From the entries below, list each line with "color".

EXTRACTED INFORMATION ▸
○ ○ ○

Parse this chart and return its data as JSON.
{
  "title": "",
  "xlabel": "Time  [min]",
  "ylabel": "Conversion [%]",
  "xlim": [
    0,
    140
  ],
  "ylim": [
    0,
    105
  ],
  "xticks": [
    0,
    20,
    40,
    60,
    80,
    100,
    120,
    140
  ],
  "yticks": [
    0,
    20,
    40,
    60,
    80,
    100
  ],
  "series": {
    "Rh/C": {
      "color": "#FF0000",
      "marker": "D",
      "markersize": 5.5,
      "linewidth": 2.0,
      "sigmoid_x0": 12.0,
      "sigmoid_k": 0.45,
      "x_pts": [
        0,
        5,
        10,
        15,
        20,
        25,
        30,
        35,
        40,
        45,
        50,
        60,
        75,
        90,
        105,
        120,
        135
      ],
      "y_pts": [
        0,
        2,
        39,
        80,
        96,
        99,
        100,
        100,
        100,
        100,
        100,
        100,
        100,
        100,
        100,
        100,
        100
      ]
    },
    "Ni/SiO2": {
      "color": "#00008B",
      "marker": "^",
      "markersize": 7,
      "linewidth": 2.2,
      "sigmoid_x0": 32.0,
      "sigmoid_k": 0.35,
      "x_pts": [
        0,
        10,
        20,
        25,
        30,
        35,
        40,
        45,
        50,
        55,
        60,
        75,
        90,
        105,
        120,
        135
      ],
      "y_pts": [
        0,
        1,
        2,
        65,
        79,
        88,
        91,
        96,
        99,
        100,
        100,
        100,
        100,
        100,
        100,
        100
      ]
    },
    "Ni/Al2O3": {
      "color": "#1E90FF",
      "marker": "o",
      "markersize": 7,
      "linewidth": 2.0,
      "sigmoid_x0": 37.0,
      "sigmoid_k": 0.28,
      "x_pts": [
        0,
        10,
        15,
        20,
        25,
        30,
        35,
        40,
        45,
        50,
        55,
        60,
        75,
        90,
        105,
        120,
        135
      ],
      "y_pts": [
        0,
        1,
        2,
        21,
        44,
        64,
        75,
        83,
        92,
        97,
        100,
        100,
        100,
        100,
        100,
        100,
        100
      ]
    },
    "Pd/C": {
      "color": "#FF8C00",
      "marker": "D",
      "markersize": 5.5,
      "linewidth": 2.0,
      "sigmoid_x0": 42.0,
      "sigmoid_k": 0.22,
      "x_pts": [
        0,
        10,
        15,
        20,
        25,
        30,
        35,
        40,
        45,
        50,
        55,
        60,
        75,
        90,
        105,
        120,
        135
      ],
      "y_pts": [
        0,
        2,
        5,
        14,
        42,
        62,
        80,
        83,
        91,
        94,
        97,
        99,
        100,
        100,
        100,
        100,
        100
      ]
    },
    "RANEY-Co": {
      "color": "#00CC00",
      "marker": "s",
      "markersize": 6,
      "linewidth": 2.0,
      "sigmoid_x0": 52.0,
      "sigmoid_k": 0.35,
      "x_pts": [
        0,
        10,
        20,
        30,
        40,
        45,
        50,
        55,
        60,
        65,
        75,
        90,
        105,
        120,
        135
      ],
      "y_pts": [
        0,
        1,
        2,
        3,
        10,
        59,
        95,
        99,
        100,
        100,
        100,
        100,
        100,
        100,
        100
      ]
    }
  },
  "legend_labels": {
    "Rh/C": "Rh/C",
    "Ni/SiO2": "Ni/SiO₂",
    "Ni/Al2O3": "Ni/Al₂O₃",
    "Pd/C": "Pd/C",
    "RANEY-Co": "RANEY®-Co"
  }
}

○ ○ ○

RESPONSE ▸
      "color": "#FF0000",
      "color": "#00008B",
      "color": "#1E90FF",
      "color": "#FF8C00",
      "color": "#00CC00",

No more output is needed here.